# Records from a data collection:
···

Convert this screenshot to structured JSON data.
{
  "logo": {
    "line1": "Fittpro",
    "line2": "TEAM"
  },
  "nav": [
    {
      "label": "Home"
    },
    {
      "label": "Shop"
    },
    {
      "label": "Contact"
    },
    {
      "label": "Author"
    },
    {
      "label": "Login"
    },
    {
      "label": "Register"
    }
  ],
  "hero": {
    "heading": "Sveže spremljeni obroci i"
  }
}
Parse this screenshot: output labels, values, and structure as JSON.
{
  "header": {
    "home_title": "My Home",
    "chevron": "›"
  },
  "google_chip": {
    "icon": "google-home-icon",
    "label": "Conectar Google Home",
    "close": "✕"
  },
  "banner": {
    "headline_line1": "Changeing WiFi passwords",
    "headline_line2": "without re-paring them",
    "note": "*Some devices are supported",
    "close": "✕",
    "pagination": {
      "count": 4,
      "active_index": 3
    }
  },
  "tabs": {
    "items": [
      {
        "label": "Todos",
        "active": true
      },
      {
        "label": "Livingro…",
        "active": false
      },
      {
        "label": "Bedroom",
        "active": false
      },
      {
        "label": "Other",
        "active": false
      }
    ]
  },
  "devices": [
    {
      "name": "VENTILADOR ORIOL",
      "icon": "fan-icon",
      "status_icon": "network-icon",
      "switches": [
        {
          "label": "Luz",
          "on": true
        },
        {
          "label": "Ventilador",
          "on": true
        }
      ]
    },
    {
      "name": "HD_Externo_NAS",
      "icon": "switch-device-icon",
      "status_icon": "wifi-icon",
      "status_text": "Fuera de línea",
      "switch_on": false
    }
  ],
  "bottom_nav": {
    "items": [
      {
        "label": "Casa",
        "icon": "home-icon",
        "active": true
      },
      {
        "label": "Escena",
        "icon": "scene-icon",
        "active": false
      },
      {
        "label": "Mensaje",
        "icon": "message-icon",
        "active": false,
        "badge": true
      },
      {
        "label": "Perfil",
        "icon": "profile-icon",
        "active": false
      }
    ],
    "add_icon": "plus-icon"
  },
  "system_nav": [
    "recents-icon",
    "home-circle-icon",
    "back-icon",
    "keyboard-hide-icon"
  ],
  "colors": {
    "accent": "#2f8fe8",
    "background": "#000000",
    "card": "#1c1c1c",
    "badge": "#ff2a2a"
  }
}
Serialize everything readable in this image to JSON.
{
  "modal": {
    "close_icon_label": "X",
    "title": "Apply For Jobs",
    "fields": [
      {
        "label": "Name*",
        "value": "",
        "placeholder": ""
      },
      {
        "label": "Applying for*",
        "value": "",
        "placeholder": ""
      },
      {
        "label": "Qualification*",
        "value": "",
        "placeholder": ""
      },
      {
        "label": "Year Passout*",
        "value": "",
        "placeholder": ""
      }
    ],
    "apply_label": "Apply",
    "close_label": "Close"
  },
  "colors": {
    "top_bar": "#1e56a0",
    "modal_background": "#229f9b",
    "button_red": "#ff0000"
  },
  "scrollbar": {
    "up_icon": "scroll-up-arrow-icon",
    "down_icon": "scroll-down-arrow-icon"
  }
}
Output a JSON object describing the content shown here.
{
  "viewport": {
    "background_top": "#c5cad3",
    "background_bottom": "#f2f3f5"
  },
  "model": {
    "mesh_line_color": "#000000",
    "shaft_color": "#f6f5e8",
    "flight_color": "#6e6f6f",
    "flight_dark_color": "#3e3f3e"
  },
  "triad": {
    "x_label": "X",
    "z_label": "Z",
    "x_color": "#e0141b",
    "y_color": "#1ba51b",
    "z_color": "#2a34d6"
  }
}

···

# Exercise prompt:
Reproduce, word for word, every line starting at the line that contains "Serialize everything readable" and ending with the final line of the entries.

# Full solution:
Serialize everything readable in this image to JSON.
{
  "modal": {
    "close_icon_label": "X",
    "title": "Apply For Jobs",
    "fields": [
      {
        "label": "Name*",
        "value": "",
        "placeholder": ""
      },
      {
        "label": "Applying for*",
        "value": "",
        "placeholder": ""
      },
      {
        "label": "Qualification*",
        "value": "",
        "placeholder": ""
      },
      {
        "label": "Year Passout*",
        "value": "",
        "placeholder": ""
      }
    ],
    "apply_label": "Apply",
    "close_label": "Close"
  },
  "colors": {
    "top_bar": "#1e56a0",
    "modal_background": "#229f9b",
    "button_red": "#ff0000"
  },
  "scrollbar": {
    "up_icon": "scroll-up-arrow-icon",
    "down_icon": "scroll-down-arrow-icon"
  }
}
Output a JSON object describing the content shown here.
{
  "viewport": {
    "background_top": "#c5cad3",
    "background_bottom": "#f2f3f5"
  },
  "model": {
    "mesh_line_color": "#000000",
    "shaft_color": "#f6f5e8",
    "flight_color": "#6e6f6f",
    "flight_dark_color": "#3e3f3e"
  },
  "triad": {
    "x_label": "X",
    "z_label": "Z",
    "x_color": "#e0141b",
    "y_color": "#1ba51b",
    "z_color": "#2a34d6"
  }
}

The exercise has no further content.